## PROVIDED MATERIAL
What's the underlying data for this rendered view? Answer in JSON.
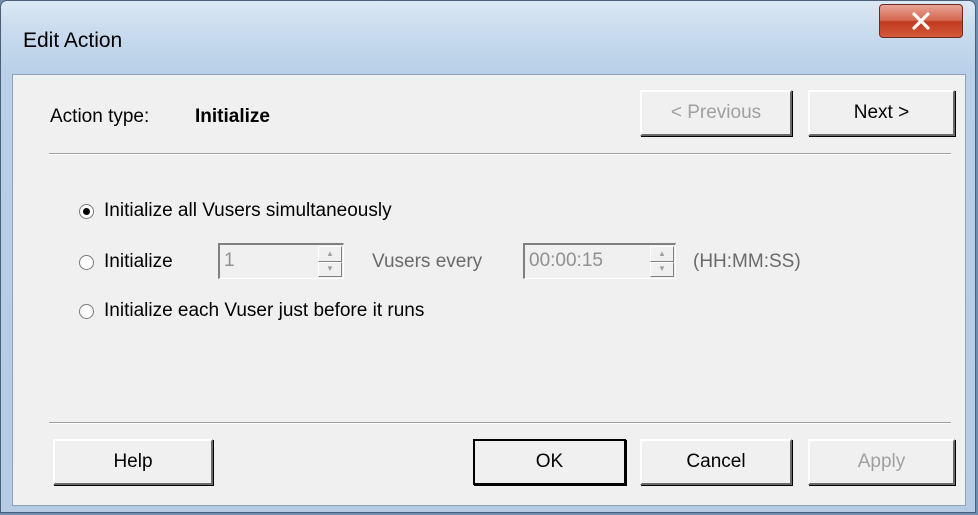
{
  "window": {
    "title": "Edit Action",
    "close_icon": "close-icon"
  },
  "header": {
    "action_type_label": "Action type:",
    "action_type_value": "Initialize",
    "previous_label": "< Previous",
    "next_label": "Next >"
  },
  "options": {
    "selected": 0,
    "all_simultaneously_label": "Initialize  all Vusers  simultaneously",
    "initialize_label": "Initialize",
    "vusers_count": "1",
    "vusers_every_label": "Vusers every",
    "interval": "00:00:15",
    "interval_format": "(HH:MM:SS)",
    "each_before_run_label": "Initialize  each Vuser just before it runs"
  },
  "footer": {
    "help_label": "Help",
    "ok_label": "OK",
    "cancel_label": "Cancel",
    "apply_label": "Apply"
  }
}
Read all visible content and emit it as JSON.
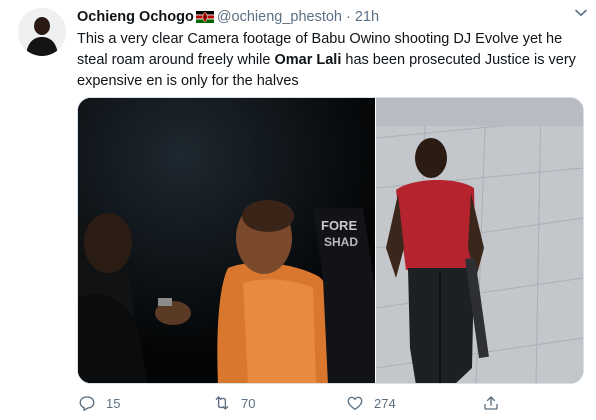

---

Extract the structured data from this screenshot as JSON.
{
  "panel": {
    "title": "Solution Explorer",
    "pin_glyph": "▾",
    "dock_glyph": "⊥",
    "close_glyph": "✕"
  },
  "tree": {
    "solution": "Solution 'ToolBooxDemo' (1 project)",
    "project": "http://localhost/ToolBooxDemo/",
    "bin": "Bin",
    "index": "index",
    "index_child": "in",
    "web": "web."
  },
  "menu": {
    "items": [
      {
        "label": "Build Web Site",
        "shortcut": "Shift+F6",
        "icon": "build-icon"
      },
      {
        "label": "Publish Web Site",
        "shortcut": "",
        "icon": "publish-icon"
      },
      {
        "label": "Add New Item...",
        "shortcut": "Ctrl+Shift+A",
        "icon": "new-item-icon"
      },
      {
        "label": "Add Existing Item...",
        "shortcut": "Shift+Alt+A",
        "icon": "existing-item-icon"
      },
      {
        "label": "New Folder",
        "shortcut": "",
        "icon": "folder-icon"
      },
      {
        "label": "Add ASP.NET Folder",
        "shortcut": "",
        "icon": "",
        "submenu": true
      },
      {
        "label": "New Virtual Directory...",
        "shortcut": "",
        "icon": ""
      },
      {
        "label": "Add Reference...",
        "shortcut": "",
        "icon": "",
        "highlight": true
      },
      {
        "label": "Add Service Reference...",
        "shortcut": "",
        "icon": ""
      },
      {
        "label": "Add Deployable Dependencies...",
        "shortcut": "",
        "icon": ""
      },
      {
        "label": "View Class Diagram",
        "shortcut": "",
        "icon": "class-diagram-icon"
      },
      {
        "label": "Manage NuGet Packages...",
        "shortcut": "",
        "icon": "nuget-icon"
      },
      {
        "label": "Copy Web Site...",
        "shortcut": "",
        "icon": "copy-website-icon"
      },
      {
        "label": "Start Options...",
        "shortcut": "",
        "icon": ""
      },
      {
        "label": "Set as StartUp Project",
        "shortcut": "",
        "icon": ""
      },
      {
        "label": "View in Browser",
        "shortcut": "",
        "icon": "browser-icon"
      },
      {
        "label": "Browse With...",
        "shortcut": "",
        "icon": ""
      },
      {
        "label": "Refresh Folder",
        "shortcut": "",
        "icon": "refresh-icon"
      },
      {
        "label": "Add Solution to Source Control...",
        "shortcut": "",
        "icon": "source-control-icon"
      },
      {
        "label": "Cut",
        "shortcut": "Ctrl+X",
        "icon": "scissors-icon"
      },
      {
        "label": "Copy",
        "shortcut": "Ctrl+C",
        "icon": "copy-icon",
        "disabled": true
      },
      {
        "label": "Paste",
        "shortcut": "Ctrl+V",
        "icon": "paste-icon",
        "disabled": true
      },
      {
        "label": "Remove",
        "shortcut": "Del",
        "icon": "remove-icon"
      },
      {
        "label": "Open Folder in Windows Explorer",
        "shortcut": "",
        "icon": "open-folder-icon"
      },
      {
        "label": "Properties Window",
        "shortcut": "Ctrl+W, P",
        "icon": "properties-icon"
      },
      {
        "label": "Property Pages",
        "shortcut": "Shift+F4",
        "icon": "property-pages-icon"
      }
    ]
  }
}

## TO BE DONE
From the records above, quote word for word only the lines beginning at the line that has "What's the underlying" and stopping after the line that has "Read all visible content and emit it as JSON.". Omit the pictures.

## EXERCISE ANSWER
What's the underlying data for this rendered view? Answer in JSON.
{
  "window": {
    "title": "Edit Action",
    "close_icon": "close-icon"
  },
  "header": {
    "action_type_label": "Action type:",
    "action_type_value": "Initialize",
    "previous_label": "< Previous",
    "next_label": "Next >"
  },
  "options": {
    "selected": 0,
    "all_simultaneously_label": "Initialize  all Vusers  simultaneously",
    "initialize_label": "Initialize",
    "vusers_count": "1",
    "vusers_every_label": "Vusers every",
    "interval": "00:00:15",
    "interval_format": "(HH:MM:SS)",
    "each_before_run_label": "Initialize  each Vuser just before it runs"
  },
  "footer": {
    "help_label": "Help",
    "ok_label": "OK",
    "cancel_label": "Cancel",
    "apply_label": "Apply"
  }
}
Read all visible content and emit it as JSON.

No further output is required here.